Records from a dataset

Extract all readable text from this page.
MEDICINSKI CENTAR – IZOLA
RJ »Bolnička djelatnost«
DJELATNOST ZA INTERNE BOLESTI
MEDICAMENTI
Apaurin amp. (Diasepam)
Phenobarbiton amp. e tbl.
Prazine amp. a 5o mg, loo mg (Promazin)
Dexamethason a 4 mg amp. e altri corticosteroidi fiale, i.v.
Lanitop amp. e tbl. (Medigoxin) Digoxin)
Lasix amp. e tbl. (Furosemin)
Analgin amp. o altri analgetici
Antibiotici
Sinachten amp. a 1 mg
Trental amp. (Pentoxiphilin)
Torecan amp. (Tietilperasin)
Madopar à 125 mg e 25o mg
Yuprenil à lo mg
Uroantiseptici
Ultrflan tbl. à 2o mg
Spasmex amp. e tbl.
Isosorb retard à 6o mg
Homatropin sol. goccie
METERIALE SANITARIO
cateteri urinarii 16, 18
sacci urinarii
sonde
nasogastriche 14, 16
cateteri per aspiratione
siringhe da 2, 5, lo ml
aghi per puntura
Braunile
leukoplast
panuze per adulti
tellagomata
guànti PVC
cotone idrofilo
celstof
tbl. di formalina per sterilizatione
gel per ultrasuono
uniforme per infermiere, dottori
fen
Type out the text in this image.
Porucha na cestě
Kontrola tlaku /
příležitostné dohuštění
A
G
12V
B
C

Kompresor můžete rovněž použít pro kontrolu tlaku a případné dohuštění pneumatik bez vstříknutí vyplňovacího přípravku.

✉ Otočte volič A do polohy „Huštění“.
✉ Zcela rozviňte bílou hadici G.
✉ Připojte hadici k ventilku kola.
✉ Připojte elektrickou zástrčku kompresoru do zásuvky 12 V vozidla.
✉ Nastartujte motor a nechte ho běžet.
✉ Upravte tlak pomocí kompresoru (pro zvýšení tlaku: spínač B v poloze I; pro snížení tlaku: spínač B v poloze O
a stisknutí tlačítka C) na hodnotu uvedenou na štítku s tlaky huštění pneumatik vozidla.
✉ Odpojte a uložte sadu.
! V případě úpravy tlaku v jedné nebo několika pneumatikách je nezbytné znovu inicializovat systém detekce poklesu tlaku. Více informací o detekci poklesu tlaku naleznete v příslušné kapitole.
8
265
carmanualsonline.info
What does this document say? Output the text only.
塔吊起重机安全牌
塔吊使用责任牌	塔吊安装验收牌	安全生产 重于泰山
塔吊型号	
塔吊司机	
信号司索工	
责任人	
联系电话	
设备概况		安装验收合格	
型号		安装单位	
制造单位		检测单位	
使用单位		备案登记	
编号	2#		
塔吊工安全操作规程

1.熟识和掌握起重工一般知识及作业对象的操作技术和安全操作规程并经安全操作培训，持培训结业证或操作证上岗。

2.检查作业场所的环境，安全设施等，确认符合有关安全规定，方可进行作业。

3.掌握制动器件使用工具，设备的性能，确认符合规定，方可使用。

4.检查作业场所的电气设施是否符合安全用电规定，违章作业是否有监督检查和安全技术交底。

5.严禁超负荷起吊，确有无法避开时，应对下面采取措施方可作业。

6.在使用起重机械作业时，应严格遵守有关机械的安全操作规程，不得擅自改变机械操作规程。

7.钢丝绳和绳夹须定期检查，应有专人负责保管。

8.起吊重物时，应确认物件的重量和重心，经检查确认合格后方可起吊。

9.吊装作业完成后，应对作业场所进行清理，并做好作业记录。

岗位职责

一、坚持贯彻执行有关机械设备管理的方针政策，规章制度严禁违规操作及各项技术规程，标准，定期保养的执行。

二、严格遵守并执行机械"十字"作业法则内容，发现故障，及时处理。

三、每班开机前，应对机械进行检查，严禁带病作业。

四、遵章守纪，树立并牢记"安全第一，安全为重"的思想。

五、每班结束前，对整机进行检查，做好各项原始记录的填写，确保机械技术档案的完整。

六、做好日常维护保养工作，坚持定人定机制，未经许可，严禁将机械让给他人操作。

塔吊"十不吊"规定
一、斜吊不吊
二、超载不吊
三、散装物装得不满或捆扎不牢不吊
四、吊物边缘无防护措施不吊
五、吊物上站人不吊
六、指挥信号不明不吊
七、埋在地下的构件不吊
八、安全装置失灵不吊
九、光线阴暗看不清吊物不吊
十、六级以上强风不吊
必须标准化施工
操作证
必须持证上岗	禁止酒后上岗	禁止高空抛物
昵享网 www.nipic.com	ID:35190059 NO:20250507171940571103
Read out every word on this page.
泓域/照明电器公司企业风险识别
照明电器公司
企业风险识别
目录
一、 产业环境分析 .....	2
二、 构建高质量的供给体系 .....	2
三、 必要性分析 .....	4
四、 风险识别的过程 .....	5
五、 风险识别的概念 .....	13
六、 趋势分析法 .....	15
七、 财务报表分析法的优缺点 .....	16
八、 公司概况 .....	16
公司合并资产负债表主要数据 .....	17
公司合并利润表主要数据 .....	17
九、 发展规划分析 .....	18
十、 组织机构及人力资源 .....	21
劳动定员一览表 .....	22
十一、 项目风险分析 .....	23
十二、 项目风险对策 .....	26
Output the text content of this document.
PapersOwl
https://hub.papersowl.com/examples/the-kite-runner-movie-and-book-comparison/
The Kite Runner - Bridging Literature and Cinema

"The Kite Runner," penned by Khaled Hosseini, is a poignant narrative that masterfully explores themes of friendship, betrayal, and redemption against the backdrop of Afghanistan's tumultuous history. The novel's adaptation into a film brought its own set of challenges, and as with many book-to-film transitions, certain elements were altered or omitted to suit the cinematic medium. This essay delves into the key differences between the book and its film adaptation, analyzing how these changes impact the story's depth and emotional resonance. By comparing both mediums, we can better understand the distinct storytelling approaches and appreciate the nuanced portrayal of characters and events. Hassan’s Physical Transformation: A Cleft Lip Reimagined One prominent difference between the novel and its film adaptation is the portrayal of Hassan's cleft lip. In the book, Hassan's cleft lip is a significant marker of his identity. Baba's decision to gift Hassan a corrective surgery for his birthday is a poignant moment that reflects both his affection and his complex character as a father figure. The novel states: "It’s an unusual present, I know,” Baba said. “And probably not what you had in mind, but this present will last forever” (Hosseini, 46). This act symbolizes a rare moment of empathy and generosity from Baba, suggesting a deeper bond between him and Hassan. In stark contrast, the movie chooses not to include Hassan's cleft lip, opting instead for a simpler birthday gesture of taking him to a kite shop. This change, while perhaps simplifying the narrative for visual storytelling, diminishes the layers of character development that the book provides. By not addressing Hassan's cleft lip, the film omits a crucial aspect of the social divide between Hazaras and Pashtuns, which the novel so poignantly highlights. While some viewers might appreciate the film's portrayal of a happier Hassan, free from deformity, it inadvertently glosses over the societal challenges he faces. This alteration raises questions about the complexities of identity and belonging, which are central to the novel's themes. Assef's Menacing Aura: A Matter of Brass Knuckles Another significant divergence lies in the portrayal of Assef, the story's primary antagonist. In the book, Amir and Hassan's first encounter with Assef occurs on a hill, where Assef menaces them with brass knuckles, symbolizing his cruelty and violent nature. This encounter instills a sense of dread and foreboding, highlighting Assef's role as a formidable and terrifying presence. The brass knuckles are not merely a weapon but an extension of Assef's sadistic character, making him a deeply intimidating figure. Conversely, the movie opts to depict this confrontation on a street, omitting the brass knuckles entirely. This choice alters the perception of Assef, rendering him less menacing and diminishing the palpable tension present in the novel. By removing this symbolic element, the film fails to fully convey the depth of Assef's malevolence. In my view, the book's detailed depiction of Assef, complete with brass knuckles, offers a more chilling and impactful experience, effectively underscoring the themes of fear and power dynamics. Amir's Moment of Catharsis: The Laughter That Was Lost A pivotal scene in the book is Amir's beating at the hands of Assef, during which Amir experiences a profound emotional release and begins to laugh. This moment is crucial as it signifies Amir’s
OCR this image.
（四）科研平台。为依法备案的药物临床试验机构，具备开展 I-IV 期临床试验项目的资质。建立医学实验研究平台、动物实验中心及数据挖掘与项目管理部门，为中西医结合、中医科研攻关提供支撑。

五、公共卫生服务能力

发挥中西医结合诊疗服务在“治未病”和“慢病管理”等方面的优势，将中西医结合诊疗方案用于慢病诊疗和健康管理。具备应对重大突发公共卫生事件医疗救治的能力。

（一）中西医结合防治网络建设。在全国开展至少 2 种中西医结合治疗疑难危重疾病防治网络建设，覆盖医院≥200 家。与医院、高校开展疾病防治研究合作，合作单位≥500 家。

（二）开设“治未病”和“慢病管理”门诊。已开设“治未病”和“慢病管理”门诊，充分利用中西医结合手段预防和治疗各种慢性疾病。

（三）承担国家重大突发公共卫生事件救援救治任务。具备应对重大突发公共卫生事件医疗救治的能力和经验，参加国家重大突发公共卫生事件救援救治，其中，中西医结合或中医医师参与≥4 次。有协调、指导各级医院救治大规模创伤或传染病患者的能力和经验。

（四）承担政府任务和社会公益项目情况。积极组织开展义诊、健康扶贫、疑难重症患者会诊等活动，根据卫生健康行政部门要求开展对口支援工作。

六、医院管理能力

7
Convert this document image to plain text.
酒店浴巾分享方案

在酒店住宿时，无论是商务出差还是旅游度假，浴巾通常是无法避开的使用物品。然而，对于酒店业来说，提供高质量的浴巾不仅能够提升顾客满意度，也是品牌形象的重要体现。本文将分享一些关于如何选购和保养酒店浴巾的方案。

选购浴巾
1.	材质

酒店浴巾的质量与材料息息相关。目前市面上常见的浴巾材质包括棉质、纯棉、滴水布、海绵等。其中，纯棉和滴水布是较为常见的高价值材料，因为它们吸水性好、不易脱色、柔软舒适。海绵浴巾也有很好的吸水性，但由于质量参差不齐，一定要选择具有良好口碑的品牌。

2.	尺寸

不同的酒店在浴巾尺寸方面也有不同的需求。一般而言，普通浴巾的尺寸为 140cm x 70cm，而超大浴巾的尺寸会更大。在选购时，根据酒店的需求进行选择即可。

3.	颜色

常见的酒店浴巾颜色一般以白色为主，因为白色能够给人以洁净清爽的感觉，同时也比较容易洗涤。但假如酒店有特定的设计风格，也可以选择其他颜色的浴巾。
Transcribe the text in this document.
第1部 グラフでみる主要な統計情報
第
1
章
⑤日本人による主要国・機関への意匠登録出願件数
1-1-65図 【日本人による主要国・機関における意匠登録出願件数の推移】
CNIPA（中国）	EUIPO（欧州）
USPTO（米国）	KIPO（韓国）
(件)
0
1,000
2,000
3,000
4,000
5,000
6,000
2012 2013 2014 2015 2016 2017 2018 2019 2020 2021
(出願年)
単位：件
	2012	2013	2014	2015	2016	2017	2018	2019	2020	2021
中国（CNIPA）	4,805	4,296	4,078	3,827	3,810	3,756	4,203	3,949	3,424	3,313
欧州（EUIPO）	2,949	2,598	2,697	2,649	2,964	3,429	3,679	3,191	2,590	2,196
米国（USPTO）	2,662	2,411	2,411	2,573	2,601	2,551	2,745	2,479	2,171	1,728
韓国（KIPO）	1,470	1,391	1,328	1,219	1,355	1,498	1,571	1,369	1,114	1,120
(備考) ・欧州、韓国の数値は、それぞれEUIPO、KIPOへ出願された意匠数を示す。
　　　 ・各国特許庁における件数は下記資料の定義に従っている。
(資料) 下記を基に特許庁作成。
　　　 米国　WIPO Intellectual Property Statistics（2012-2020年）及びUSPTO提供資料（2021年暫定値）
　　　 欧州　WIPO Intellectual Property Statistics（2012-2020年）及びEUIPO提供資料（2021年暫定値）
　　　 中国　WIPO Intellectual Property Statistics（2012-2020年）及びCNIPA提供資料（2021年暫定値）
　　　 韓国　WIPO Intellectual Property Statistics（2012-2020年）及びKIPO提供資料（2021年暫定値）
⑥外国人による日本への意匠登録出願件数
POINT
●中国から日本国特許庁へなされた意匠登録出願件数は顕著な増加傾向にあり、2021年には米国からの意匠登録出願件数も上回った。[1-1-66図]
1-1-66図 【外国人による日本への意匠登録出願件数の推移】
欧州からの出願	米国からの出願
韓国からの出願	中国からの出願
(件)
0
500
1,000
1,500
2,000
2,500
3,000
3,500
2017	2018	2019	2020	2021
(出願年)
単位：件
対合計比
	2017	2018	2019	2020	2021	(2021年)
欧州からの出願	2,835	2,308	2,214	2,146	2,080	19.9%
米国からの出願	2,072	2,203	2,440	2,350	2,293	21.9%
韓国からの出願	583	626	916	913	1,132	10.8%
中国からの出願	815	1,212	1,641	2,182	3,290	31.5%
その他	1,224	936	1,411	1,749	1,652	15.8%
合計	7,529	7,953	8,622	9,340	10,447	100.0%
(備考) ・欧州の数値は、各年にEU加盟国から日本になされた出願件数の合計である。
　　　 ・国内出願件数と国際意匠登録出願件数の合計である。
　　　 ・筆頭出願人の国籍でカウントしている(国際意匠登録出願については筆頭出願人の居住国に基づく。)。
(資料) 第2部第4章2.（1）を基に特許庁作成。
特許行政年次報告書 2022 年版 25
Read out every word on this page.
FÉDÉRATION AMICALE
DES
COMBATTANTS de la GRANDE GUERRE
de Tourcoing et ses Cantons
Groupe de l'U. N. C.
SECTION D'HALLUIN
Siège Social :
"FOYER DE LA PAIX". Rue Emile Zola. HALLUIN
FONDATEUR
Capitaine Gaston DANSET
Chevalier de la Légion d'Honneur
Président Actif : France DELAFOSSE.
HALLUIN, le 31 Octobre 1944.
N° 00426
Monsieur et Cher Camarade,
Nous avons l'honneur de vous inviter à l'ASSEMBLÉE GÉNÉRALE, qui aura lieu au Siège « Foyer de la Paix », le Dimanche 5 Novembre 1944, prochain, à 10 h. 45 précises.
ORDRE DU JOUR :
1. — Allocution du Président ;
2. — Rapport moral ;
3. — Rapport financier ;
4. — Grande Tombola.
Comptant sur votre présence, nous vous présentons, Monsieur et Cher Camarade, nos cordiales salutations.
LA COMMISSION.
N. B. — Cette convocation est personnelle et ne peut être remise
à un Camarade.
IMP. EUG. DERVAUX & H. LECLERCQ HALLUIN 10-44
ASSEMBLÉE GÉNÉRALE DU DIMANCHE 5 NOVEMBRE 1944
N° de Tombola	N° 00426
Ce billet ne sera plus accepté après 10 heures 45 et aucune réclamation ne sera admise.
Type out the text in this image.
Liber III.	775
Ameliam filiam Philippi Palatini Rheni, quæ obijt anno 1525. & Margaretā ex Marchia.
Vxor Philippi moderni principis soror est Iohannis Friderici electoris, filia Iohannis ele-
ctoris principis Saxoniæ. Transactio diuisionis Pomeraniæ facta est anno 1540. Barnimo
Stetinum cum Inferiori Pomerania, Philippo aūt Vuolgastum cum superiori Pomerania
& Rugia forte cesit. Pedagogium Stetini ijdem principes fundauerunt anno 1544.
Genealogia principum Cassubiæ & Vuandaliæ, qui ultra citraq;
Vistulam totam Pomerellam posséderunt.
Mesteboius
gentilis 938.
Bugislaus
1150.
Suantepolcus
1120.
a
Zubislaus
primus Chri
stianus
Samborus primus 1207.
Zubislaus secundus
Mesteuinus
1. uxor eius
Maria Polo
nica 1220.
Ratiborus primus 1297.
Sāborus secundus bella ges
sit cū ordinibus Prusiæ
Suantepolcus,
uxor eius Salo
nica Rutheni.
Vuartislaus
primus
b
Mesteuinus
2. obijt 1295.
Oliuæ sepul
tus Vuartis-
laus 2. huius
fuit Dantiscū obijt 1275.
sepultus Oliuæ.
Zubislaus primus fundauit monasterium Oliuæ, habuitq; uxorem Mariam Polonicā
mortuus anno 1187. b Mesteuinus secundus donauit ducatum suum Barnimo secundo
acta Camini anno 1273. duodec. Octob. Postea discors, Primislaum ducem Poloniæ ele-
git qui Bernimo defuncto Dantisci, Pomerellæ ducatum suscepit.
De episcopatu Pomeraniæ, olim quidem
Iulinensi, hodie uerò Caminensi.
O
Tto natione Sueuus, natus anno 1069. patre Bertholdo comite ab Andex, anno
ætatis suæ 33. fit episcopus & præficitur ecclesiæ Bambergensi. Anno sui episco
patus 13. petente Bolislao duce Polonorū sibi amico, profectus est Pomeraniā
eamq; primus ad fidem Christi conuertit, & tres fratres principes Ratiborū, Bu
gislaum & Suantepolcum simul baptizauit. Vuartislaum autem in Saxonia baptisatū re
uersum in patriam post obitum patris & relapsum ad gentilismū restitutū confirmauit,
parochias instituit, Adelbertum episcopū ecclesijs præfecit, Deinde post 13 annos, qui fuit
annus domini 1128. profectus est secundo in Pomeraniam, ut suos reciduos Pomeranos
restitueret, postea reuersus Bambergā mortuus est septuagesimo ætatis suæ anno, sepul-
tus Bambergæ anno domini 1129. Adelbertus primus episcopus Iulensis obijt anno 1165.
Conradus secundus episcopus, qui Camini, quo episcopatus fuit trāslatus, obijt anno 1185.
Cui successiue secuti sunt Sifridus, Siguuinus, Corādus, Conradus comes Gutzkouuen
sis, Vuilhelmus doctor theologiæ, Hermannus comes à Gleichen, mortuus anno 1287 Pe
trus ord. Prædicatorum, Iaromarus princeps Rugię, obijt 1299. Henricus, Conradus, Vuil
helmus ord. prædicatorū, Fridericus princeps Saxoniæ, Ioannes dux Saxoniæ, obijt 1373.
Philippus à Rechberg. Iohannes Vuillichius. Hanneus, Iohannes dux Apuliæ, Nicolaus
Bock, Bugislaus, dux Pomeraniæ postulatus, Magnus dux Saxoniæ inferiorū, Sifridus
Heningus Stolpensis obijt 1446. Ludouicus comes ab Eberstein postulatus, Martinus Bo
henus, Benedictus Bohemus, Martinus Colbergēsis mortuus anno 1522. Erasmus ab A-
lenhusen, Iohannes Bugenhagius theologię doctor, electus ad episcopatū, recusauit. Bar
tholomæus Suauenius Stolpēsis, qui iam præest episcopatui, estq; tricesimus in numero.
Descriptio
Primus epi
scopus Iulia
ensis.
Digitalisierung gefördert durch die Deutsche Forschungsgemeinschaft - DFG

#### Prompt
Write out each line of the data that holds the string "domini".

#### Exercise solution
annus domini 1128. profectus est secundo in Pomeraniam, ut suos reciduos Pomeranos
tus Bambergæ anno domini 1129. Adelbertus primus episcopus Iulensis obijt anno 1165.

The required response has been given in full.